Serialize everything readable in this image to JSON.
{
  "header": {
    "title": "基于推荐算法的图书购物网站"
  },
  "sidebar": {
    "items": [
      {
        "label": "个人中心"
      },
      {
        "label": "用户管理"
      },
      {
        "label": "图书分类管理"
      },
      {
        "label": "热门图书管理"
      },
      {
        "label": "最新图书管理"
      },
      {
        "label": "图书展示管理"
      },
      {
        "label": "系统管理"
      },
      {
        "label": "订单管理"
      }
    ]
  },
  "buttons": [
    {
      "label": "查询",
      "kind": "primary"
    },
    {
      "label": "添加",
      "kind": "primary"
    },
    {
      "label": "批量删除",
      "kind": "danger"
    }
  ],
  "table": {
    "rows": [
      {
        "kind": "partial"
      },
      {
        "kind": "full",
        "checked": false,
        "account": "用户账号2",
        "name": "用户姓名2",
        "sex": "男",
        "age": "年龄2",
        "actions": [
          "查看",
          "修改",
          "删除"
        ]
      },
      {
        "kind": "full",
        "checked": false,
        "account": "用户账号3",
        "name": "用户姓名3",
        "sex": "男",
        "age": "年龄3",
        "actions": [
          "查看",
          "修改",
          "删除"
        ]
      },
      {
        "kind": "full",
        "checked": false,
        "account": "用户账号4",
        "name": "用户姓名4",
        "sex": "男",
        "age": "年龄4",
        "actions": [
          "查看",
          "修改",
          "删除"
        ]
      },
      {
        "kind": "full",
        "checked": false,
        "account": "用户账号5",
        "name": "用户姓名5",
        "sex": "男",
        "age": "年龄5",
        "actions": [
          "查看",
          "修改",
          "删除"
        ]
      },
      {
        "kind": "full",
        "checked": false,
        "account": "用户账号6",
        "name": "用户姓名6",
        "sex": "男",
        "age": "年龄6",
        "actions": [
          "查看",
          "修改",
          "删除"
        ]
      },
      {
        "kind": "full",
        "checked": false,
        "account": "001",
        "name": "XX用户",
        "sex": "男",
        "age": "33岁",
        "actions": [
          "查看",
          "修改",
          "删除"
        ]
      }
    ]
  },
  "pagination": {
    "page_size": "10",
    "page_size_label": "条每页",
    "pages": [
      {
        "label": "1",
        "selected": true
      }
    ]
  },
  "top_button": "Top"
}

What is being asked
Repeat each record exactly. Omit nothing.

Answer in full
Serialize everything readable in this image to JSON.
{
  "header": {
    "title": "基于推荐算法的图书购物网站"
  },
  "sidebar": {
    "items": [
      {
        "label": "个人中心"
      },
      {
        "label": "用户管理"
      },
      {
        "label": "图书分类管理"
      },
      {
        "label": "热门图书管理"
      },
      {
        "label": "最新图书管理"
      },
      {
        "label": "图书展示管理"
      },
      {
        "label": "系统管理"
      },
      {
        "label": "订单管理"
      }
    ]
  },
  "buttons": [
    {
      "label": "查询",
      "kind": "primary"
    },
    {
      "label": "添加",
      "kind": "primary"
    },
    {
      "label": "批量删除",
      "kind": "danger"
    }
  ],
  "table": {
    "rows": [
      {
        "kind": "partial"
      },
      {
        "kind": "full",
        "checked": false,
        "account": "用户账号2",
        "name": "用户姓名2",
        "sex": "男",
        "age": "年龄2",
        "actions": [
          "查看",
          "修改",
          "删除"
        ]
      },
      {
        "kind": "full",
        "checked": false,
        "account": "用户账号3",
        "name": "用户姓名3",
        "sex": "男",
        "age": "年龄3",
        "actions": [
          "查看",
          "修改",
          "删除"
        ]
      },
      {
        "kind": "full",
        "checked": false,
        "account": "用户账号4",
        "name": "用户姓名4",
        "sex": "男",
        "age": "年龄4",
        "actions": [
          "查看",
          "修改",
          "删除"
        ]
      },
      {
        "kind": "full",
        "checked": false,
        "account": "用户账号5",
        "name": "用户姓名5",
        "sex": "男",
        "age": "年龄5",
        "actions": [
          "查看",
          "修改",
          "删除"
        ]
      },
      {
        "kind": "full",
        "checked": false,
        "account": "用户账号6",
        "name": "用户姓名6",
        "sex": "男",
        "age": "年龄6",
        "actions": [
          "查看",
          "修改",
          "删除"
        ]
      },
      {
        "kind": "full",
        "checked": false,
        "account": "001",
        "name": "XX用户",
        "sex": "男",
        "age": "33岁",
        "actions": [
          "查看",
          "修改",
          "删除"
        ]
      }
    ]
  },
  "pagination": {
    "page_size": "10",
    "page_size_label": "条每页",
    "pages": [
      {
        "label": "1",
        "selected": true
      }
    ]
  },
  "top_button": "Top"
}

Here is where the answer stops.